Reproduce the rows verbatim, beginning with the first row and ending with the line that contains "UI element localization: list", both included.

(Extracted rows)
## Begin

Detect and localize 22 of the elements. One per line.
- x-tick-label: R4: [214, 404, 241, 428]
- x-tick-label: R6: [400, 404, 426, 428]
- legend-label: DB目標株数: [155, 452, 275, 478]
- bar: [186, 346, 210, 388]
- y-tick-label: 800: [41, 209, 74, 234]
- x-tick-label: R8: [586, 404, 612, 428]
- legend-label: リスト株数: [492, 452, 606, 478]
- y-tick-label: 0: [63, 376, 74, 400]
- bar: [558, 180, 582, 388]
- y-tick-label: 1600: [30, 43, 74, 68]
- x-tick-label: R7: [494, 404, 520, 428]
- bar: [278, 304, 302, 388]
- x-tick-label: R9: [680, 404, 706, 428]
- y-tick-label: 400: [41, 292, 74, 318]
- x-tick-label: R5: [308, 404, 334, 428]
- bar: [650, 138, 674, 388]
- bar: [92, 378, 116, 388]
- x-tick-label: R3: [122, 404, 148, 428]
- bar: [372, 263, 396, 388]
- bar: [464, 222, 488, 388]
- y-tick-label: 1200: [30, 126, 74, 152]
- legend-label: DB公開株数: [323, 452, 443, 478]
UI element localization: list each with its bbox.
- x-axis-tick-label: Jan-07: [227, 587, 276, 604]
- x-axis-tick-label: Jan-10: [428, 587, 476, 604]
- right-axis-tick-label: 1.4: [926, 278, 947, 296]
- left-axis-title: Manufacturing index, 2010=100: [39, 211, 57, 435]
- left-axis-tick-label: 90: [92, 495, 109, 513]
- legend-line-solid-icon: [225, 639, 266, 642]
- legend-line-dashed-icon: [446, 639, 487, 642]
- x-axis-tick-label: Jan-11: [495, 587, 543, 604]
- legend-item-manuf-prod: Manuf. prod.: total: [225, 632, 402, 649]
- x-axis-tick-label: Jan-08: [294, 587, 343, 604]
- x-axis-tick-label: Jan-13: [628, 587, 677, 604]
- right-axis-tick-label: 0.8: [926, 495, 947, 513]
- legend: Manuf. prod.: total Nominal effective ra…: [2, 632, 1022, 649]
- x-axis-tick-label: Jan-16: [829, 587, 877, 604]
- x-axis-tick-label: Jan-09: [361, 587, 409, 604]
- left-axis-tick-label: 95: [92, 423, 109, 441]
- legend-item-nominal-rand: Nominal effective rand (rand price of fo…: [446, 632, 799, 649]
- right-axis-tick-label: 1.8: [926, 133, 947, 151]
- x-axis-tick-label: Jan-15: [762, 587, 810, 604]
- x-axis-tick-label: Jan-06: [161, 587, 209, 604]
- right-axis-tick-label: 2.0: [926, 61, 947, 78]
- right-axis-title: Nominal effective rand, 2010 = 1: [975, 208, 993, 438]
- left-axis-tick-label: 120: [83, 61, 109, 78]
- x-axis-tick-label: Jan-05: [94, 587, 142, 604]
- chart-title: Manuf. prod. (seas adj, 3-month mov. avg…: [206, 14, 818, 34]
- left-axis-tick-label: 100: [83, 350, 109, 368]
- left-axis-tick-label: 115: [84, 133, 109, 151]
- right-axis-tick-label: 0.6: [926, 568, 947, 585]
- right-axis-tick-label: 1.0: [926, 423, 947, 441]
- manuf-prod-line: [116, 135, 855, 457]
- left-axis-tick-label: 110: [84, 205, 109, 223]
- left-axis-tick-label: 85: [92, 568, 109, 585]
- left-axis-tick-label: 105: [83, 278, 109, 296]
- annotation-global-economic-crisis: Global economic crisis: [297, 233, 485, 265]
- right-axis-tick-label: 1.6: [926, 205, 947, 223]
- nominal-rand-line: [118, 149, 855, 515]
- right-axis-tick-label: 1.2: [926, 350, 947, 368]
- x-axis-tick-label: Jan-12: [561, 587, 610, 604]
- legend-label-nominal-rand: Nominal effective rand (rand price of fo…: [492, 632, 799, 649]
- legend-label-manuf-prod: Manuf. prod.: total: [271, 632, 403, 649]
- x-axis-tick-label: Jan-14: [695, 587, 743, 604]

## End

[Output for this task]:
Detect and localize 22 of the elements. One per line.
- x-tick-label: R4: [214, 404, 241, 428]
- x-tick-label: R6: [400, 404, 426, 428]
- legend-label: DB目標株数: [155, 452, 275, 478]
- bar: [186, 346, 210, 388]
- y-tick-label: 800: [41, 209, 74, 234]
- x-tick-label: R8: [586, 404, 612, 428]
- legend-label: リスト株数: [492, 452, 606, 478]
- y-tick-label: 0: [63, 376, 74, 400]
- bar: [558, 180, 582, 388]
- y-tick-label: 1600: [30, 43, 74, 68]
- x-tick-label: R7: [494, 404, 520, 428]
- bar: [278, 304, 302, 388]
- x-tick-label: R9: [680, 404, 706, 428]
- y-tick-label: 400: [41, 292, 74, 318]
- x-tick-label: R5: [308, 404, 334, 428]
- bar: [650, 138, 674, 388]
- bar: [92, 378, 116, 388]
- x-tick-label: R3: [122, 404, 148, 428]
- bar: [372, 263, 396, 388]
- bar: [464, 222, 488, 388]
- y-tick-label: 1200: [30, 126, 74, 152]
- legend-label: DB公開株数: [323, 452, 443, 478]
UI element localization: list each with its bbox.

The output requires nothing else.